## Exercise instructions
Look through the data for the string "配置文件". Copy every line where it is found.

•••••

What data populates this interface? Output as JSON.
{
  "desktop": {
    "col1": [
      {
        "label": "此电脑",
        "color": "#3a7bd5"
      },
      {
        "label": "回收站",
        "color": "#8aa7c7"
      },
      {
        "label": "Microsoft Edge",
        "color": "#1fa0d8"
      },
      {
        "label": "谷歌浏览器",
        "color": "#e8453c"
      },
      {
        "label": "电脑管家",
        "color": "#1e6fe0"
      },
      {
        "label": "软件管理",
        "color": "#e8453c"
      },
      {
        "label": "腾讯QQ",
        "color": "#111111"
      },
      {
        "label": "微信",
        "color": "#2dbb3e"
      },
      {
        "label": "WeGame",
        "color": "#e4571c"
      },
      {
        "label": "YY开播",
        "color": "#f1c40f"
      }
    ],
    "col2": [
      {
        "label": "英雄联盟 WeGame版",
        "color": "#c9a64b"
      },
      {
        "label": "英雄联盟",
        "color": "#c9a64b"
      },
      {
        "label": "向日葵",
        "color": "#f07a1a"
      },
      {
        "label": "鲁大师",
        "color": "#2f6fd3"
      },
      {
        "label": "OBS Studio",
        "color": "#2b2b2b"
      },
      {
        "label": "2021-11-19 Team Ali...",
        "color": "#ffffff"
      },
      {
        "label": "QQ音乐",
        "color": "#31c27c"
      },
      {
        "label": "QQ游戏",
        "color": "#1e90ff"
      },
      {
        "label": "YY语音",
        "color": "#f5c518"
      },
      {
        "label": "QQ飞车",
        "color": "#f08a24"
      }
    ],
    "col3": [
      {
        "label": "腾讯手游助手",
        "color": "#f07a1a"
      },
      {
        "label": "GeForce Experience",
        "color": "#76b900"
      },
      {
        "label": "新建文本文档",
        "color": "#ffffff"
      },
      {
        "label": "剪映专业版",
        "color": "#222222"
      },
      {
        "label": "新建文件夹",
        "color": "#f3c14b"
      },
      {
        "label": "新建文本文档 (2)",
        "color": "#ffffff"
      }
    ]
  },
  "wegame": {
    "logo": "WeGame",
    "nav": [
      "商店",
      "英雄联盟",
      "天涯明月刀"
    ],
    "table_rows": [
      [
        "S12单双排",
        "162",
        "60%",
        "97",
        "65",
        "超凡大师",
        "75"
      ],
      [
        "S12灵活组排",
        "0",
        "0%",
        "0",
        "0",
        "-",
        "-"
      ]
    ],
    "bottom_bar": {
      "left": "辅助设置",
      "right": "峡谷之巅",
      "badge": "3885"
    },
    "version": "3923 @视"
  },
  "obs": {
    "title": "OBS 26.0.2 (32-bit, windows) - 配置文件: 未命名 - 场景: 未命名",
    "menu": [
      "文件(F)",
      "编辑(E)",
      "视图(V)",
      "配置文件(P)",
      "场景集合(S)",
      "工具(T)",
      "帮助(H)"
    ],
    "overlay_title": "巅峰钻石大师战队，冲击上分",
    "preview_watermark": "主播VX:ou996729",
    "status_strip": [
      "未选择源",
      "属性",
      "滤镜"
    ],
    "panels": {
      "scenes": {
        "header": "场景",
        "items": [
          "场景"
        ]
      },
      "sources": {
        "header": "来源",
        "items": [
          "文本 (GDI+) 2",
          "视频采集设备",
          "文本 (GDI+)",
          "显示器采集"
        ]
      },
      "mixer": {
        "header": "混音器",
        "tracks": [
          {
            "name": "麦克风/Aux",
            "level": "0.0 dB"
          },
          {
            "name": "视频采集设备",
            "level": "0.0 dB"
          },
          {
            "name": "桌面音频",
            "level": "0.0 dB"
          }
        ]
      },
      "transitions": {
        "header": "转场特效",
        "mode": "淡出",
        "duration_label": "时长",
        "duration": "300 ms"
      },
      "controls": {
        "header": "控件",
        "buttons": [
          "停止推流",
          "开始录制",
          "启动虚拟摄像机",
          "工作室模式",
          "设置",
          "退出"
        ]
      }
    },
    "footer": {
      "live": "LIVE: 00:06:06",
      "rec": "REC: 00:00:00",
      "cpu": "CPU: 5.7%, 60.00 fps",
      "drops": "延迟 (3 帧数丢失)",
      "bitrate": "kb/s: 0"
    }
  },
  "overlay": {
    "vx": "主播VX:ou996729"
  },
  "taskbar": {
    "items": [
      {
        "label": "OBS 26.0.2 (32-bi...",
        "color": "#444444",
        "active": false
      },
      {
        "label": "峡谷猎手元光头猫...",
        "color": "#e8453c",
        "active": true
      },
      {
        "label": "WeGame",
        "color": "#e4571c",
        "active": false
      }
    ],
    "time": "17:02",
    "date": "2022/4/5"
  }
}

•••••

## Solution for this task
    "title": "OBS 26.0.2 (32-bit, windows) - 配置文件: 未命名 - 场景: 未命名",
      "配置文件(P)",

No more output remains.